» What is being asked:
Drop the images; return everything else in the listing below exactly.

Dataset records
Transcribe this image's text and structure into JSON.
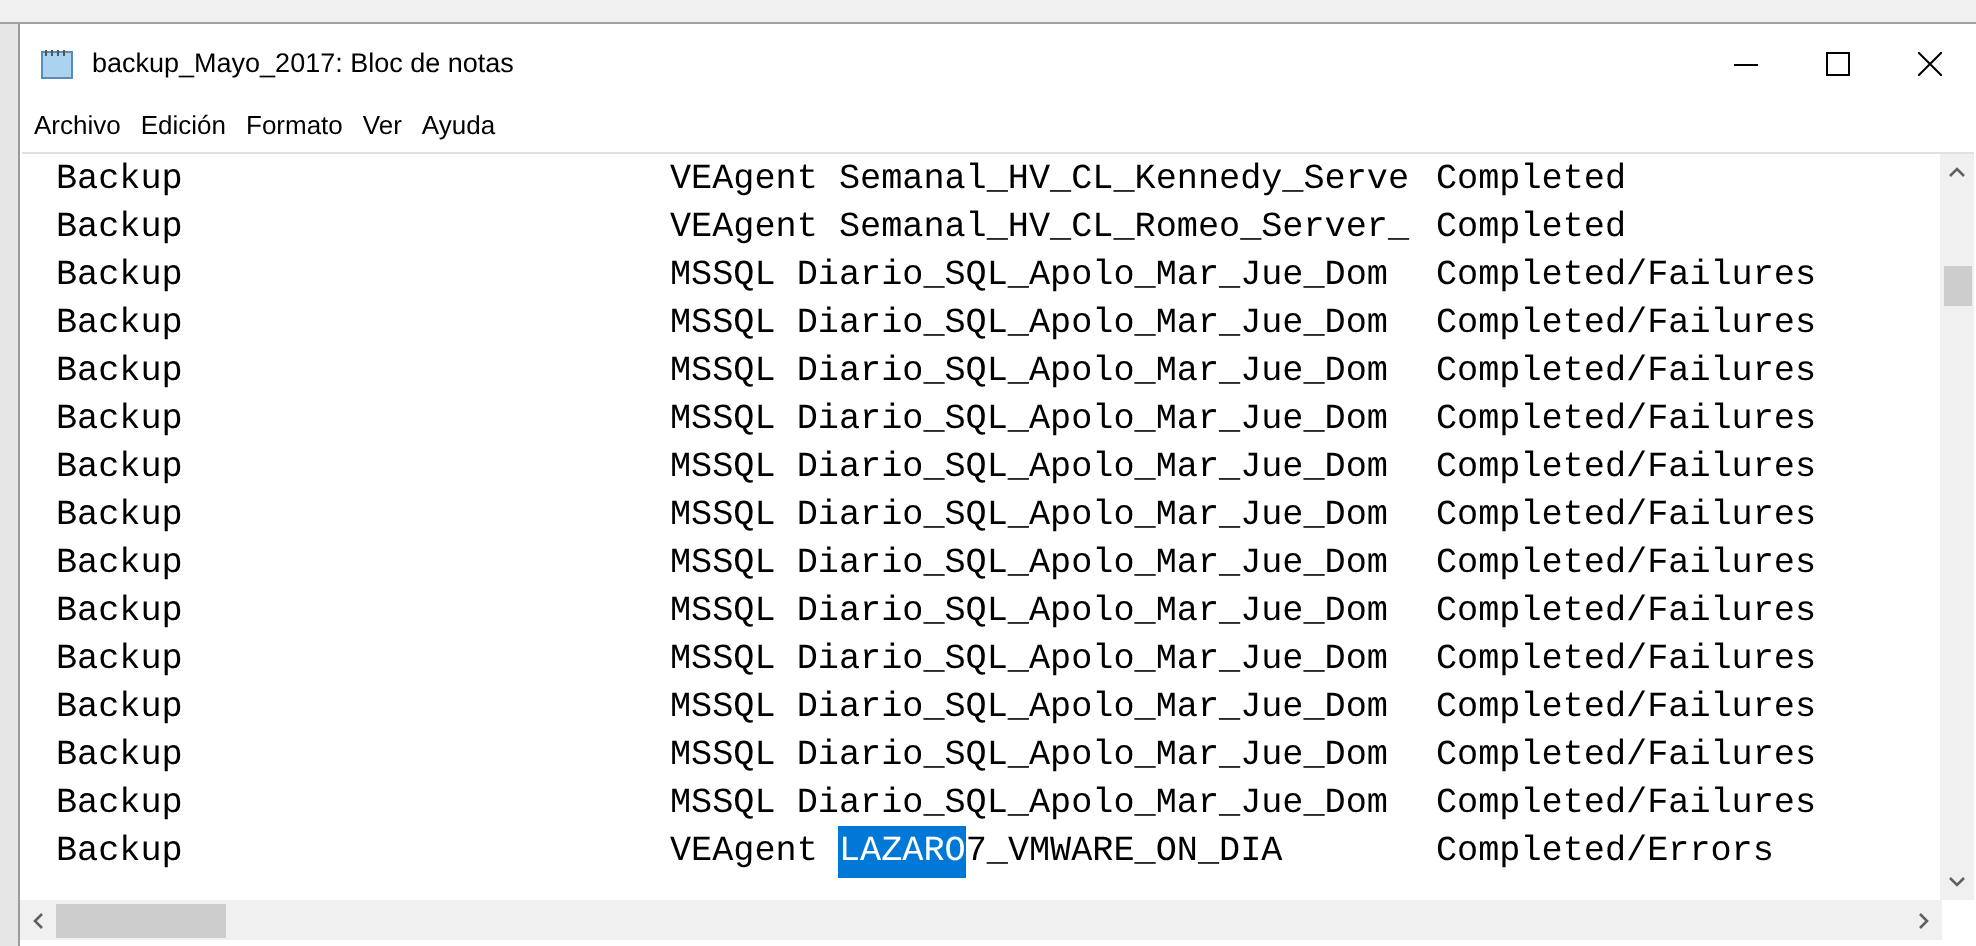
{
  "window": {
    "title": "backup_Mayo_2017: Bloc de notas"
  },
  "menu": [
    "Archivo",
    "Edición",
    "Formato",
    "Ver",
    "Ayuda"
  ],
  "lines": [
    {
      "column_1": "Backup",
      "column_2": [
        {
          "text": "VEAgent Semanal_HV_CL_Kennedy_Serve",
          "selected": false
        }
      ],
      "column_3": "Completed"
    },
    {
      "column_1": "Backup",
      "column_2": [
        {
          "text": "VEAgent Semanal_HV_CL_Romeo_Server_",
          "selected": false
        }
      ],
      "column_3": "Completed"
    },
    {
      "column_1": "Backup",
      "column_2": [
        {
          "text": "MSSQL Diario_SQL_Apolo_Mar_Jue_Dom",
          "selected": false
        }
      ],
      "column_3": "Completed/Failures"
    },
    {
      "column_1": "Backup",
      "column_2": [
        {
          "text": "MSSQL Diario_SQL_Apolo_Mar_Jue_Dom",
          "selected": false
        }
      ],
      "column_3": "Completed/Failures"
    },
    {
      "column_1": "Backup",
      "column_2": [
        {
          "text": "MSSQL Diario_SQL_Apolo_Mar_Jue_Dom",
          "selected": false
        }
      ],
      "column_3": "Completed/Failures"
    },
    {
      "column_1": "Backup",
      "column_2": [
        {
          "text": "MSSQL Diario_SQL_Apolo_Mar_Jue_Dom",
          "selected": false
        }
      ],
      "column_3": "Completed/Failures"
    },
    {
      "column_1": "Backup",
      "column_2": [
        {
          "text": "MSSQL Diario_SQL_Apolo_Mar_Jue_Dom",
          "selected": false
        }
      ],
      "column_3": "Completed/Failures"
    },
    {
      "column_1": "Backup",
      "column_2": [
        {
          "text": "MSSQL Diario_SQL_Apolo_Mar_Jue_Dom",
          "selected": false
        }
      ],
      "column_3": "Completed/Failures"
    },
    {
      "column_1": "Backup",
      "column_2": [
        {
          "text": "MSSQL Diario_SQL_Apolo_Mar_Jue_Dom",
          "selected": false
        }
      ],
      "column_3": "Completed/Failures"
    },
    {
      "column_1": "Backup",
      "column_2": [
        {
          "text": "MSSQL Diario_SQL_Apolo_Mar_Jue_Dom",
          "selected": false
        }
      ],
      "column_3": "Completed/Failures"
    },
    {
      "column_1": "Backup",
      "column_2": [
        {
          "text": "MSSQL Diario_SQL_Apolo_Mar_Jue_Dom",
          "selected": false
        }
      ],
      "column_3": "Completed/Failures"
    },
    {
      "column_1": "Backup",
      "column_2": [
        {
          "text": "MSSQL Diario_SQL_Apolo_Mar_Jue_Dom",
          "selected": false
        }
      ],
      "column_3": "Completed/Failures"
    },
    {
      "column_1": "Backup",
      "column_2": [
        {
          "text": "MSSQL Diario_SQL_Apolo_Mar_Jue_Dom",
          "selected": false
        }
      ],
      "column_3": "Completed/Failures"
    },
    {
      "column_1": "Backup",
      "column_2": [
        {
          "text": "MSSQL Diario_SQL_Apolo_Mar_Jue_Dom",
          "selected": false
        }
      ],
      "column_3": "Completed/Failures"
    },
    {
      "column_1": "Backup",
      "column_2": [
        {
          "text": "VEAgent ",
          "selected": false
        },
        {
          "text": "LAZARO",
          "selected": true
        },
        {
          "text": "7_VMWARE_ON_DIA",
          "selected": false
        }
      ],
      "column_3": "Completed/Errors"
    }
  ]
}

» Solution below:
Transcribe this image's text and structure into JSON.
{
  "window": {
    "title": "backup_Mayo_2017: Bloc de notas"
  },
  "menu": [
    "Archivo",
    "Edición",
    "Formato",
    "Ver",
    "Ayuda"
  ],
  "lines": [
    {
      "column_1": "Backup",
      "column_2": [
        {
          "text": "VEAgent Semanal_HV_CL_Kennedy_Serve",
          "selected": false
        }
      ],
      "column_3": "Completed"
    },
    {
      "column_1": "Backup",
      "column_2": [
        {
          "text": "VEAgent Semanal_HV_CL_Romeo_Server_",
          "selected": false
        }
      ],
      "column_3": "Completed"
    },
    {
      "column_1": "Backup",
      "column_2": [
        {
          "text": "MSSQL Diario_SQL_Apolo_Mar_Jue_Dom",
          "selected": false
        }
      ],
      "column_3": "Completed/Failures"
    },
    {
      "column_1": "Backup",
      "column_2": [
        {
          "text": "MSSQL Diario_SQL_Apolo_Mar_Jue_Dom",
          "selected": false
        }
      ],
      "column_3": "Completed/Failures"
    },
    {
      "column_1": "Backup",
      "column_2": [
        {
          "text": "MSSQL Diario_SQL_Apolo_Mar_Jue_Dom",
          "selected": false
        }
      ],
      "column_3": "Completed/Failures"
    },
    {
      "column_1": "Backup",
      "column_2": [
        {
          "text": "MSSQL Diario_SQL_Apolo_Mar_Jue_Dom",
          "selected": false
        }
      ],
      "column_3": "Completed/Failures"
    },
    {
      "column_1": "Backup",
      "column_2": [
        {
          "text": "MSSQL Diario_SQL_Apolo_Mar_Jue_Dom",
          "selected": false
        }
      ],
      "column_3": "Completed/Failures"
    },
    {
      "column_1": "Backup",
      "column_2": [
        {
          "text": "MSSQL Diario_SQL_Apolo_Mar_Jue_Dom",
          "selected": false
        }
      ],
      "column_3": "Completed/Failures"
    },
    {
      "column_1": "Backup",
      "column_2": [
        {
          "text": "MSSQL Diario_SQL_Apolo_Mar_Jue_Dom",
          "selected": false
        }
      ],
      "column_3": "Completed/Failures"
    },
    {
      "column_1": "Backup",
      "column_2": [
        {
          "text": "MSSQL Diario_SQL_Apolo_Mar_Jue_Dom",
          "selected": false
        }
      ],
      "column_3": "Completed/Failures"
    },
    {
      "column_1": "Backup",
      "column_2": [
        {
          "text": "MSSQL Diario_SQL_Apolo_Mar_Jue_Dom",
          "selected": false
        }
      ],
      "column_3": "Completed/Failures"
    },
    {
      "column_1": "Backup",
      "column_2": [
        {
          "text": "MSSQL Diario_SQL_Apolo_Mar_Jue_Dom",
          "selected": false
        }
      ],
      "column_3": "Completed/Failures"
    },
    {
      "column_1": "Backup",
      "column_2": [
        {
          "text": "MSSQL Diario_SQL_Apolo_Mar_Jue_Dom",
          "selected": false
        }
      ],
      "column_3": "Completed/Failures"
    },
    {
      "column_1": "Backup",
      "column_2": [
        {
          "text": "MSSQL Diario_SQL_Apolo_Mar_Jue_Dom",
          "selected": false
        }
      ],
      "column_3": "Completed/Failures"
    },
    {
      "column_1": "Backup",
      "column_2": [
        {
          "text": "VEAgent ",
          "selected": false
        },
        {
          "text": "LAZARO",
          "selected": true
        },
        {
          "text": "7_VMWARE_ON_DIA",
          "selected": false
        }
      ],
      "column_3": "Completed/Errors"
    }
  ]
}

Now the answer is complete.